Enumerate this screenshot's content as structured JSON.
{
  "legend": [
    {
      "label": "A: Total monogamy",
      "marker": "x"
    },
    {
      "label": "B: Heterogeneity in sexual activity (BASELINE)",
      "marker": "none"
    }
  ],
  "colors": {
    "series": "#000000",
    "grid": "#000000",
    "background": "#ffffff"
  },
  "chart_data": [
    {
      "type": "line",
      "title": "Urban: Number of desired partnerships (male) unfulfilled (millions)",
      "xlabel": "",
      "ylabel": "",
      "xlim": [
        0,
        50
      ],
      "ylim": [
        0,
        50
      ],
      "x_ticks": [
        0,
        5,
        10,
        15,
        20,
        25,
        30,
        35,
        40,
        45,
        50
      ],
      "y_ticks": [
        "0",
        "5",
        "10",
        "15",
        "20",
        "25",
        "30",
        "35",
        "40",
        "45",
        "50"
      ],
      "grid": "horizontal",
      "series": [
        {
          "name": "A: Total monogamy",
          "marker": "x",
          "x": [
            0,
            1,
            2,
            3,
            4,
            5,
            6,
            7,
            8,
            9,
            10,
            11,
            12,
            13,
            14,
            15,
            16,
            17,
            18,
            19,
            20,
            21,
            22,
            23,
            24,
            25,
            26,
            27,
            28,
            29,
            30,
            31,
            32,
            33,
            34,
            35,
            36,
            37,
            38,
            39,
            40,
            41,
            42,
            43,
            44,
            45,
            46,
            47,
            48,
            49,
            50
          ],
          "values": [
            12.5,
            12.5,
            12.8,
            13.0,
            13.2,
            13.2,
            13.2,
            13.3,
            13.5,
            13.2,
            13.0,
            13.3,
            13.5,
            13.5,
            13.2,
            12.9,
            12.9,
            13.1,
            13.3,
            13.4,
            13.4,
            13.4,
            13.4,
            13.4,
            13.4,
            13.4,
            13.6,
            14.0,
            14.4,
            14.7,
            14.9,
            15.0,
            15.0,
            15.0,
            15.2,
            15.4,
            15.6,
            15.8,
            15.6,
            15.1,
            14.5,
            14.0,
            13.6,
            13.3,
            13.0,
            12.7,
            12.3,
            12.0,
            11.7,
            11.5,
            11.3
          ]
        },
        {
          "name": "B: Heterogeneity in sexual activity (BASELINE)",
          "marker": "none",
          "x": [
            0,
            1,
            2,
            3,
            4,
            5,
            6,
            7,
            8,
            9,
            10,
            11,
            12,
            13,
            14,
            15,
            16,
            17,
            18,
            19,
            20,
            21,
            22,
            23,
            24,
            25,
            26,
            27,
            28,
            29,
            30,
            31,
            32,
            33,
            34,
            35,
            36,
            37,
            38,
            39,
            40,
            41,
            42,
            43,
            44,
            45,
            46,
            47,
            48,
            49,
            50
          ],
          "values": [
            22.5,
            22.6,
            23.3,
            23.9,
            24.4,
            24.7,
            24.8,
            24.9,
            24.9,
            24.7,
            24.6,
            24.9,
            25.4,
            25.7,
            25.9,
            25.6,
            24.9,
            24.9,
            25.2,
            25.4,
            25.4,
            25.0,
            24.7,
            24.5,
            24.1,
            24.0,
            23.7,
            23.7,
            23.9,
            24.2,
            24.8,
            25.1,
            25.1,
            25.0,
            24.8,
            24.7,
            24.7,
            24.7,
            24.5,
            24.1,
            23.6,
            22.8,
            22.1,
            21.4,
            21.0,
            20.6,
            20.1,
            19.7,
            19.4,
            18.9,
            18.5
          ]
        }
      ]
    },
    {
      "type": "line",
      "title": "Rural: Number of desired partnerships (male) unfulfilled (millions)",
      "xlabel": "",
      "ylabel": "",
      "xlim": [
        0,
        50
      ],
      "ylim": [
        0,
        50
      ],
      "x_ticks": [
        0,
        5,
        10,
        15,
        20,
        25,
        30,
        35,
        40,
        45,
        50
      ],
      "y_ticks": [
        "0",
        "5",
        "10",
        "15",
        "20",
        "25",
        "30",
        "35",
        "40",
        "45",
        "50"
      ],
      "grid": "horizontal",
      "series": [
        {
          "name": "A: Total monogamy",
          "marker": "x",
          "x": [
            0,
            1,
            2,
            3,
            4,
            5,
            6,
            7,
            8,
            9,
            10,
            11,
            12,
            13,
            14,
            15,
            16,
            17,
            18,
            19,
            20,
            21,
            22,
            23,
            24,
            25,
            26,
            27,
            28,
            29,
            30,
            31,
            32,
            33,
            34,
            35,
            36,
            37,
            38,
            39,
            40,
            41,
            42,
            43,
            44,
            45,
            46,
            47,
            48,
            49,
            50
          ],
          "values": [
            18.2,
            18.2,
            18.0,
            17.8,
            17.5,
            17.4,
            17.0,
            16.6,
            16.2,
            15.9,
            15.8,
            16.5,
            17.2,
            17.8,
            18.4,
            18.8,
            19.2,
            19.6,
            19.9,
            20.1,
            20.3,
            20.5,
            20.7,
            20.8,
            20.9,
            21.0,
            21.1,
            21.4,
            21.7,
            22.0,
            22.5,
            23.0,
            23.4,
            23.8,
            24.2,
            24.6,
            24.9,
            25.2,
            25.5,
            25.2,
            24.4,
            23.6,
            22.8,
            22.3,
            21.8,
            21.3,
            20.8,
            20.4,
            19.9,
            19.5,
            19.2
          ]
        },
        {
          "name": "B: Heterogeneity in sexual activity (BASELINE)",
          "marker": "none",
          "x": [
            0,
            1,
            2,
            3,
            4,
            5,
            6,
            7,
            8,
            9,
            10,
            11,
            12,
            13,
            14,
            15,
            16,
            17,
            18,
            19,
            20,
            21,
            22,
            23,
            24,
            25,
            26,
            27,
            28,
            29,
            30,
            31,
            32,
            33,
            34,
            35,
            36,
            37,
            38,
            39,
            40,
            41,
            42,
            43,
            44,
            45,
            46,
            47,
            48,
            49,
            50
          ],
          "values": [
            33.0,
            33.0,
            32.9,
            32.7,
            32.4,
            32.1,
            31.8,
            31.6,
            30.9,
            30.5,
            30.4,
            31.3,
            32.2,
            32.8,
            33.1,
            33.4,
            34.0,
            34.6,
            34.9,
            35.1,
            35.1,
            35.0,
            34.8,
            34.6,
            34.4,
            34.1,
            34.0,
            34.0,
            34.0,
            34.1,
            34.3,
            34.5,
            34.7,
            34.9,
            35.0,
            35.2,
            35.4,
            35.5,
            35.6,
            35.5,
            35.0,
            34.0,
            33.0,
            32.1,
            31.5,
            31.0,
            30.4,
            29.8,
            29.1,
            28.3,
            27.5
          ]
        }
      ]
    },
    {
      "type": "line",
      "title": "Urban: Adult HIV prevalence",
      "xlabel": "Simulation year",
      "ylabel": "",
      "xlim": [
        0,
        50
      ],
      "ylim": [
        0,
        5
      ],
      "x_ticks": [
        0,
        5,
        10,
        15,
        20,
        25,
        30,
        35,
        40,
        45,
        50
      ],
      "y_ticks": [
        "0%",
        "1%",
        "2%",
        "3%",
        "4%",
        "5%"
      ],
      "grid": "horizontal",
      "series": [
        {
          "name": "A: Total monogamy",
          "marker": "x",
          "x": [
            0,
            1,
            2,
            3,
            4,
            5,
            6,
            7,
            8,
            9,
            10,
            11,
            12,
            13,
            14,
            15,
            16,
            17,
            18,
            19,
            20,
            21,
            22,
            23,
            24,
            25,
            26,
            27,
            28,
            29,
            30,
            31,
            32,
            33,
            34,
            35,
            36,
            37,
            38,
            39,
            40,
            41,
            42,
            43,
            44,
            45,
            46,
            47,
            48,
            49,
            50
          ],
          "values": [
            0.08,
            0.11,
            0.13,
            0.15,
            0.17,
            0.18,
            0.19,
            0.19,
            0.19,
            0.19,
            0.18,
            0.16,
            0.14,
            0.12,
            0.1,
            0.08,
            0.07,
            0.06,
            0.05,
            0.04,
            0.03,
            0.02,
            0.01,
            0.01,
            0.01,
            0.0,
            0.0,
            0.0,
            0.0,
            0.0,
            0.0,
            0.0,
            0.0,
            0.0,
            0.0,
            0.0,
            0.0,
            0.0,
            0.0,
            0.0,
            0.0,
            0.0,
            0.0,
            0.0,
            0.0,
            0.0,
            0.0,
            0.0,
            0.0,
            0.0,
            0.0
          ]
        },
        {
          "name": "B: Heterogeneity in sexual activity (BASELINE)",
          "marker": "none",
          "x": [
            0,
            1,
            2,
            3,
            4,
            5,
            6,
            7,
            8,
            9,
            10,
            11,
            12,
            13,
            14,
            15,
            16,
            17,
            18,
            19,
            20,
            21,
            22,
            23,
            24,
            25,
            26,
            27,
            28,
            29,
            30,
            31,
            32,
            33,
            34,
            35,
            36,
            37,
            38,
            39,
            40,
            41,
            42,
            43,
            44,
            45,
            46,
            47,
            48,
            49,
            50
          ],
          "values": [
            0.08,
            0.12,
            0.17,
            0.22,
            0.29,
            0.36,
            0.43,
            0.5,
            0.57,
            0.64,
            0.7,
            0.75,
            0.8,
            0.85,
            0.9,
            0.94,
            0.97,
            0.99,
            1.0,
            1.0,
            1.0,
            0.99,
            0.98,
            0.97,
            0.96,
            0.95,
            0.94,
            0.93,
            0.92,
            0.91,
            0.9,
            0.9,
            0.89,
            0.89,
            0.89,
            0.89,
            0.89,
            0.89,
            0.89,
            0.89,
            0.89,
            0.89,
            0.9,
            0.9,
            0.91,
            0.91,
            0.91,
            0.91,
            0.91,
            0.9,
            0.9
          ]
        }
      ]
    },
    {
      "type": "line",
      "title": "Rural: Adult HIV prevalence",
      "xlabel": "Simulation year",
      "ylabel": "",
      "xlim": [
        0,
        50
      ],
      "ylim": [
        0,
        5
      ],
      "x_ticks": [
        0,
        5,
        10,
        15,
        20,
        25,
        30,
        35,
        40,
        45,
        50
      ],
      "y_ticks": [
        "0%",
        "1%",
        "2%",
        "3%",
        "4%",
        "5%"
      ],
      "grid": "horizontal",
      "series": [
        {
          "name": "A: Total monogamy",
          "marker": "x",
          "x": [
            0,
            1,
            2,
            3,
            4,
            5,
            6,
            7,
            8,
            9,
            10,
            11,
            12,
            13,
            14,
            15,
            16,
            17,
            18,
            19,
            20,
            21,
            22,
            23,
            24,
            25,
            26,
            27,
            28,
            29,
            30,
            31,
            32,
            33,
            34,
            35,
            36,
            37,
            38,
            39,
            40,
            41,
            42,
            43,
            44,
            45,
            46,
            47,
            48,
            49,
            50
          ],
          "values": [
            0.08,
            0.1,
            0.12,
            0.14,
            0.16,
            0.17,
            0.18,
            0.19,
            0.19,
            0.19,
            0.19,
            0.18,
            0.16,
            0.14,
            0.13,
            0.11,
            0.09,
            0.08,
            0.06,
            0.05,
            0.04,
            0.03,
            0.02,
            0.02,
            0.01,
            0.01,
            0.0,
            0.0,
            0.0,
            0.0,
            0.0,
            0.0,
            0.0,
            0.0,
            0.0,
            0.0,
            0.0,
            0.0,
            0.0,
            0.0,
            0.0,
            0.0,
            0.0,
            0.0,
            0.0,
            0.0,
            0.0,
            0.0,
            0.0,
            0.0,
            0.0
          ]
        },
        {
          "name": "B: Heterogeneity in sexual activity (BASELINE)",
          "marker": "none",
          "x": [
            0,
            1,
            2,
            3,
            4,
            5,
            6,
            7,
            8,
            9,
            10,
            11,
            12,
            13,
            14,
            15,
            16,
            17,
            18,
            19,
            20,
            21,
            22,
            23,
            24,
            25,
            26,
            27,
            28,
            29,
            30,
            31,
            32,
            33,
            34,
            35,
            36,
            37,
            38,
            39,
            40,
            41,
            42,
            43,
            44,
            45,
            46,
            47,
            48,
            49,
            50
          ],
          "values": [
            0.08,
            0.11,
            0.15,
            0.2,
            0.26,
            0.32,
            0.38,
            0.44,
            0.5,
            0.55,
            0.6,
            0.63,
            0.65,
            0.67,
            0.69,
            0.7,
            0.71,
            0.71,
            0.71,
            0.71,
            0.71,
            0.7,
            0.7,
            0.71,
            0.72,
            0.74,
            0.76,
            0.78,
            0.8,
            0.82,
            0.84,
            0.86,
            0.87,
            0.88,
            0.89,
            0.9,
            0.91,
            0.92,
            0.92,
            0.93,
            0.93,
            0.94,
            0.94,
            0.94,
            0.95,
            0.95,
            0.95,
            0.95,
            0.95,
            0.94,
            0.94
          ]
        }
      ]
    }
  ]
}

● Task: Make a copy of each line that contains the string "millions".

● Result of this task:
      "title": "Urban: Number of desired partnerships (male) unfulfilled (millions)",
      "title": "Rural: Number of desired partnerships (male) unfulfilled (millions)",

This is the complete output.